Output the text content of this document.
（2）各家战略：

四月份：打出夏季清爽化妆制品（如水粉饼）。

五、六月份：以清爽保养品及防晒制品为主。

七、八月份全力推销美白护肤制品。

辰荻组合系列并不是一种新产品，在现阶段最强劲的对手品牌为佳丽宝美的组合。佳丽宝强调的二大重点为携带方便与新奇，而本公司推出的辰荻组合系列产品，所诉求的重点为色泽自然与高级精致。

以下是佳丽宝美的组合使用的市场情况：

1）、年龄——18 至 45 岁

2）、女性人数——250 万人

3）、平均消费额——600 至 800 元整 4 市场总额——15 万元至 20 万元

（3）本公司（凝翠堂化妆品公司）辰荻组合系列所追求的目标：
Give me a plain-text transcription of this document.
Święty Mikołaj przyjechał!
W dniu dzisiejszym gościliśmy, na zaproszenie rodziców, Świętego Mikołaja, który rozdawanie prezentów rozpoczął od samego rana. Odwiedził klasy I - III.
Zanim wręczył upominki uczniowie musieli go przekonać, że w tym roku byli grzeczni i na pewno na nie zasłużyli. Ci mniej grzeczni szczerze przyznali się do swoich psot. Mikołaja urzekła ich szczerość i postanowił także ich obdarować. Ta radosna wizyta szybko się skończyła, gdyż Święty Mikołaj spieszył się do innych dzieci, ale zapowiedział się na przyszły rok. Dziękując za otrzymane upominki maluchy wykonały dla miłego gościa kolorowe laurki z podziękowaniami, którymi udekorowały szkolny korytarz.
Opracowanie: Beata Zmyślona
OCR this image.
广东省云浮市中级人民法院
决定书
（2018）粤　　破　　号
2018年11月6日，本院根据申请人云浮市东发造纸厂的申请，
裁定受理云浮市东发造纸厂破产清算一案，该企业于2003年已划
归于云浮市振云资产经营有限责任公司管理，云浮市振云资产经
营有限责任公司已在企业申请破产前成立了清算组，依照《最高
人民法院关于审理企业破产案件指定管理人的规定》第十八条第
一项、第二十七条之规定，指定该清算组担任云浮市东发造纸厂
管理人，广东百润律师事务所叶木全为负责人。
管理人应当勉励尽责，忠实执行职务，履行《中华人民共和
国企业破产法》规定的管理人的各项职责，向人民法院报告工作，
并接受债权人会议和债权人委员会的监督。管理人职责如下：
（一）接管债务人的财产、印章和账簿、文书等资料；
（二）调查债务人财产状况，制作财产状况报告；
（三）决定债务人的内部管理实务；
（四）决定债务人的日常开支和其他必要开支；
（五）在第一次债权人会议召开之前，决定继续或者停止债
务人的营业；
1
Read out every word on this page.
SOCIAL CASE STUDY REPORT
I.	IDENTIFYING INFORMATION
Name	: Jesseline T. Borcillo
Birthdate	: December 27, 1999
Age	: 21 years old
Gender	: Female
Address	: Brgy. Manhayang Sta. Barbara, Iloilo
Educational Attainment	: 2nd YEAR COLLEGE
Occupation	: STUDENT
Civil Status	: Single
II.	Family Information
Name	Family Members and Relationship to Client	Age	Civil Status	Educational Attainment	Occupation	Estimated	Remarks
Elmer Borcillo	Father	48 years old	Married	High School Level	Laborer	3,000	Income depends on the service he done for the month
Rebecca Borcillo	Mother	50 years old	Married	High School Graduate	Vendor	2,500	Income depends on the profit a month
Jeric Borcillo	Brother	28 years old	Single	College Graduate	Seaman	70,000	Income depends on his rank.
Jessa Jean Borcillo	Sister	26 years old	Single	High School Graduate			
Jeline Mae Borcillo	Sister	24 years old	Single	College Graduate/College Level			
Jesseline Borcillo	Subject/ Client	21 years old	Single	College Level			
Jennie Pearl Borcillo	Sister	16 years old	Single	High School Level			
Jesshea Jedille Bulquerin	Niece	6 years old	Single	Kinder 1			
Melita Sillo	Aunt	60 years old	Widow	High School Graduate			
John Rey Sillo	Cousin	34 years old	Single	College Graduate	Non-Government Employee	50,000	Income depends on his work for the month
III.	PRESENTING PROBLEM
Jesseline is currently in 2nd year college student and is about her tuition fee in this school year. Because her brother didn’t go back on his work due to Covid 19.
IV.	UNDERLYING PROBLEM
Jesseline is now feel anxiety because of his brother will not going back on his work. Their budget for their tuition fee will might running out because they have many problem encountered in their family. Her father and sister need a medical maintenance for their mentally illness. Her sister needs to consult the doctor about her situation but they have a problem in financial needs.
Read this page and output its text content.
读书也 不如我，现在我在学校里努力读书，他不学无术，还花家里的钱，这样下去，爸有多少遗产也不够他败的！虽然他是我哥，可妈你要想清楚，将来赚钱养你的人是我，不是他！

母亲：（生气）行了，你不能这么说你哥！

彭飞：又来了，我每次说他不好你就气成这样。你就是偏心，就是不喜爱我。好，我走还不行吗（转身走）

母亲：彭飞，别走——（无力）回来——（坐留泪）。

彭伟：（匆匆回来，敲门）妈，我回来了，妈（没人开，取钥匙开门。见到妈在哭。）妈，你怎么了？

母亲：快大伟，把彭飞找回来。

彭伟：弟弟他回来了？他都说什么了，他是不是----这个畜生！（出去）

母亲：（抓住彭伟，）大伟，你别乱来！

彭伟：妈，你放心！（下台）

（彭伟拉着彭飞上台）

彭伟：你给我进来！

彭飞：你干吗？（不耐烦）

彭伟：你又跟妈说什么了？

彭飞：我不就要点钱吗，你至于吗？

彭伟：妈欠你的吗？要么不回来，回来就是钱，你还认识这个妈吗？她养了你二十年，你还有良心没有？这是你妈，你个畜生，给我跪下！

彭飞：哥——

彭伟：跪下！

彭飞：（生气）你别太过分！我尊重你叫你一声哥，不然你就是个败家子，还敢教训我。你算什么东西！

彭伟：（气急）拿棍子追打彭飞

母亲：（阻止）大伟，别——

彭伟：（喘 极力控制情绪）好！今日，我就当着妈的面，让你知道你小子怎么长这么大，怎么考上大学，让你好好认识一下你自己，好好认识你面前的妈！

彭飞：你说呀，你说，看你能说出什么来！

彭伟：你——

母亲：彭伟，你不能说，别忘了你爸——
....
_Stated task_
Show every line from the entries above in which the word "text" appears.

_Response_
Output the text content of this document.
Give me a plain-text transcription of this document.
Read this page and output its text content.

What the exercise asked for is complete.